● Exercise details: Return the listing below word for word.

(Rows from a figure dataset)
• • • • • • •

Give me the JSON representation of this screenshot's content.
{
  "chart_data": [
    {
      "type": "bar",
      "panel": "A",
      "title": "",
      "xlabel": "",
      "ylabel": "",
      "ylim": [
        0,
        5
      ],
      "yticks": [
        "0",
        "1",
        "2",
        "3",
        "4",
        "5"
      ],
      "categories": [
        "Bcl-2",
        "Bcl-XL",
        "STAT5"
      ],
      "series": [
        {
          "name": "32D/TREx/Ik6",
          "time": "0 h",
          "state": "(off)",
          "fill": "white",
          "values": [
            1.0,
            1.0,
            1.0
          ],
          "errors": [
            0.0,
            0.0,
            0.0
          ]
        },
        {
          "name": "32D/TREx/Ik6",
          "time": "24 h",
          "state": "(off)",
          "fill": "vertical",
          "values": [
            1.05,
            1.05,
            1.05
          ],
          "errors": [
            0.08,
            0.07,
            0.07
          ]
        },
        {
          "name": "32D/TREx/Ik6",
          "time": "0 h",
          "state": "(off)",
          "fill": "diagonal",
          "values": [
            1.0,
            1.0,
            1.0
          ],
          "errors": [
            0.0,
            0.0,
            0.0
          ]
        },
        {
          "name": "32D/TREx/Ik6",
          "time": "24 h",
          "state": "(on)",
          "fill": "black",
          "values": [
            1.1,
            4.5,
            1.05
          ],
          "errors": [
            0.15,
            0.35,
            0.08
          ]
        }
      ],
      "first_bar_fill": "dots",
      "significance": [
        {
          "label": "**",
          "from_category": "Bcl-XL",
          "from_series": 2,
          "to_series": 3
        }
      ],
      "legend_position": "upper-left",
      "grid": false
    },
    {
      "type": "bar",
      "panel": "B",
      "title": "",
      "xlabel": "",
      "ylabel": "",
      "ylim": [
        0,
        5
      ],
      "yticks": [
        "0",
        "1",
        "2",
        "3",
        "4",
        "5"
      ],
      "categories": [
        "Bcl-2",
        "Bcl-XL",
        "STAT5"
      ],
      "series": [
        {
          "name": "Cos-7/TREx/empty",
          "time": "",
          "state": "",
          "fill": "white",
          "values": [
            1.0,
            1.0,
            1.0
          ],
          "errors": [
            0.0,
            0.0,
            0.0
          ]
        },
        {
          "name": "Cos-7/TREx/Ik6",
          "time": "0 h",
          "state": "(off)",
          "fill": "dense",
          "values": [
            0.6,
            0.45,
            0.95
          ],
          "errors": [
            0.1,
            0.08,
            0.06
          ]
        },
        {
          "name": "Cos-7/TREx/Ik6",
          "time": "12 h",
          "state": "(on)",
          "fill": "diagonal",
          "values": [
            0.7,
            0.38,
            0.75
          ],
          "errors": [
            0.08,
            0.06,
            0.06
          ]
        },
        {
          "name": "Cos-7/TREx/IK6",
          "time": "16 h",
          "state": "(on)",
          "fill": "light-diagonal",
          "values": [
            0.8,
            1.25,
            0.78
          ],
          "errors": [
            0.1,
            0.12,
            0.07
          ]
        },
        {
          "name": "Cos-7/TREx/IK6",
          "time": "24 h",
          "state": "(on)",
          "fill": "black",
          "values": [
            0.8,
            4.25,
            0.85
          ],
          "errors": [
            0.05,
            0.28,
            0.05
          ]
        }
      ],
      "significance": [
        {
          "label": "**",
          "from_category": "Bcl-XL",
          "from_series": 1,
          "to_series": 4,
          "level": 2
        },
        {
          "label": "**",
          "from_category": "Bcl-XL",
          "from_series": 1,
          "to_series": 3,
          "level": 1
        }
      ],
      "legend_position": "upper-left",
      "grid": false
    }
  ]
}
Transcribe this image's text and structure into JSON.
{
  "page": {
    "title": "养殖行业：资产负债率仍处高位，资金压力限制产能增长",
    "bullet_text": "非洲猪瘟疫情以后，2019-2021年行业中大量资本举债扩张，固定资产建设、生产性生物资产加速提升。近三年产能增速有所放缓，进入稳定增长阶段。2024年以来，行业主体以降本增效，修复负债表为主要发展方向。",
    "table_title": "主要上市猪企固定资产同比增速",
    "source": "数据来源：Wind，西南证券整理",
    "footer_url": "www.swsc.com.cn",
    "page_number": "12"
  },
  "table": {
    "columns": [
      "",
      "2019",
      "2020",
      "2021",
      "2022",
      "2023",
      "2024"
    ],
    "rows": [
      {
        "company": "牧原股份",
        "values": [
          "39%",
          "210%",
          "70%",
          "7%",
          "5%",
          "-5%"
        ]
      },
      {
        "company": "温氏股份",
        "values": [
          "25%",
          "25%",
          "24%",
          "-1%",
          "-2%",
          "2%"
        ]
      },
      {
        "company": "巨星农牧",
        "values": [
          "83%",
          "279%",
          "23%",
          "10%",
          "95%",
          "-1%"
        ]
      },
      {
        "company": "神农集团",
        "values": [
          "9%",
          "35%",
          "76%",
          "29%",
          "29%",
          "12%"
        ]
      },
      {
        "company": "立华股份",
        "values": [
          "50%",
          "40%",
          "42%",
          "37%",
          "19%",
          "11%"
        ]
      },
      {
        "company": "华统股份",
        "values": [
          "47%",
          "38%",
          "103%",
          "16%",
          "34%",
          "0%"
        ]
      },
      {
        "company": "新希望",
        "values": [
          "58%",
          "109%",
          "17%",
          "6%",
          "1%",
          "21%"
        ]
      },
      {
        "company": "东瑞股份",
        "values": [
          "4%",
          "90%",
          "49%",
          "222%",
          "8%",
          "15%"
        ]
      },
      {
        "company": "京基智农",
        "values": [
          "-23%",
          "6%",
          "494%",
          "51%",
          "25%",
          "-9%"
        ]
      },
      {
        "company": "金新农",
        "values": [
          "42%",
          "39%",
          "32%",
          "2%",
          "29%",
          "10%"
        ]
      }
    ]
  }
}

• • • • • • •

● Solution:
Give me the JSON representation of this screenshot's content.
{
  "chart_data": [
    {
      "type": "bar",
      "panel": "A",
      "title": "",
      "xlabel": "",
      "ylabel": "",
      "ylim": [
        0,
        5
      ],
      "yticks": [
        "0",
        "1",
        "2",
        "3",
        "4",
        "5"
      ],
      "categories": [
        "Bcl-2",
        "Bcl-XL",
        "STAT5"
      ],
      "series": [
        {
          "name": "32D/TREx/Ik6",
          "time": "0 h",
          "state": "(off)",
          "fill": "white",
          "values": [
            1.0,
            1.0,
            1.0
          ],
          "errors": [
            0.0,
            0.0,
            0.0
          ]
        },
        {
          "name": "32D/TREx/Ik6",
          "time": "24 h",
          "state": "(off)",
          "fill": "vertical",
          "values": [
            1.05,
            1.05,
            1.05
          ],
          "errors": [
            0.08,
            0.07,
            0.07
          ]
        },
        {
          "name": "32D/TREx/Ik6",
          "time": "0 h",
          "state": "(off)",
          "fill": "diagonal",
          "values": [
            1.0,
            1.0,
            1.0
          ],
          "errors": [
            0.0,
            0.0,
            0.0
          ]
        },
        {
          "name": "32D/TREx/Ik6",
          "time": "24 h",
          "state": "(on)",
          "fill": "black",
          "values": [
            1.1,
            4.5,
            1.05
          ],
          "errors": [
            0.15,
            0.35,
            0.08
          ]
        }
      ],
      "first_bar_fill": "dots",
      "significance": [
        {
          "label": "**",
          "from_category": "Bcl-XL",
          "from_series": 2,
          "to_series": 3
        }
      ],
      "legend_position": "upper-left",
      "grid": false
    },
    {
      "type": "bar",
      "panel": "B",
      "title": "",
      "xlabel": "",
      "ylabel": "",
      "ylim": [
        0,
        5
      ],
      "yticks": [
        "0",
        "1",
        "2",
        "3",
        "4",
        "5"
      ],
      "categories": [
        "Bcl-2",
        "Bcl-XL",
        "STAT5"
      ],
      "series": [
        {
          "name": "Cos-7/TREx/empty",
          "time": "",
          "state": "",
          "fill": "white",
          "values": [
            1.0,
            1.0,
            1.0
          ],
          "errors": [
            0.0,
            0.0,
            0.0
          ]
        },
        {
          "name": "Cos-7/TREx/Ik6",
          "time": "0 h",
          "state": "(off)",
          "fill": "dense",
          "values": [
            0.6,
            0.45,
            0.95
          ],
          "errors": [
            0.1,
            0.08,
            0.06
          ]
        },
        {
          "name": "Cos-7/TREx/Ik6",
          "time": "12 h",
          "state": "(on)",
          "fill": "diagonal",
          "values": [
            0.7,
            0.38,
            0.75
          ],
          "errors": [
            0.08,
            0.06,
            0.06
          ]
        },
        {
          "name": "Cos-7/TREx/IK6",
          "time": "16 h",
          "state": "(on)",
          "fill": "light-diagonal",
          "values": [
            0.8,
            1.25,
            0.78
          ],
          "errors": [
            0.1,
            0.12,
            0.07
          ]
        },
        {
          "name": "Cos-7/TREx/IK6",
          "time": "24 h",
          "state": "(on)",
          "fill": "black",
          "values": [
            0.8,
            4.25,
            0.85
          ],
          "errors": [
            0.05,
            0.28,
            0.05
          ]
        }
      ],
      "significance": [
        {
          "label": "**",
          "from_category": "Bcl-XL",
          "from_series": 1,
          "to_series": 4,
          "level": 2
        },
        {
          "label": "**",
          "from_category": "Bcl-XL",
          "from_series": 1,
          "to_series": 3,
          "level": 1
        }
      ],
      "legend_position": "upper-left",
      "grid": false
    }
  ]
}
Transcribe this image's text and structure into JSON.
{
  "page": {
    "title": "养殖行业：资产负债率仍处高位，资金压力限制产能增长",
    "bullet_text": "非洲猪瘟疫情以后，2019-2021年行业中大量资本举债扩张，固定资产建设、生产性生物资产加速提升。近三年产能增速有所放缓，进入稳定增长阶段。2024年以来，行业主体以降本增效，修复负债表为主要发展方向。",
    "table_title": "主要上市猪企固定资产同比增速",
    "source": "数据来源：Wind，西南证券整理",
    "footer_url": "www.swsc.com.cn",
    "page_number": "12"
  },
  "table": {
    "columns": [
      "",
      "2019",
      "2020",
      "2021",
      "2022",
      "2023",
      "2024"
    ],
    "rows": [
      {
        "company": "牧原股份",
        "values": [
          "39%",
          "210%",
          "70%",
          "7%",
          "5%",
          "-5%"
        ]
      },
      {
        "company": "温氏股份",
        "values": [
          "25%",
          "25%",
          "24%",
          "-1%",
          "-2%",
          "2%"
        ]
      },
      {
        "company": "巨星农牧",
        "values": [
          "83%",
          "279%",
          "23%",
          "10%",
          "95%",
          "-1%"
        ]
      },
      {
        "company": "神农集团",
        "values": [
          "9%",
          "35%",
          "76%",
          "29%",
          "29%",
          "12%"
        ]
      },
      {
        "company": "立华股份",
        "values": [
          "50%",
          "40%",
          "42%",
          "37%",
          "19%",
          "11%"
        ]
      },
      {
        "company": "华统股份",
        "values": [
          "47%",
          "38%",
          "103%",
          "16%",
          "34%",
          "0%"
        ]
      },
      {
        "company": "新希望",
        "values": [
          "58%",
          "109%",
          "17%",
          "6%",
          "1%",
          "21%"
        ]
      },
      {
        "company": "东瑞股份",
        "values": [
          "4%",
          "90%",
          "49%",
          "222%",
          "8%",
          "15%"
        ]
      },
      {
        "company": "京基智农",
        "values": [
          "-23%",
          "6%",
          "494%",
          "51%",
          "25%",
          "-9%"
        ]
      },
      {
        "company": "金新农",
        "values": [
          "42%",
          "39%",
          "32%",
          "2%",
          "29%",
          "10%"
        ]
      }
    ]
  }
}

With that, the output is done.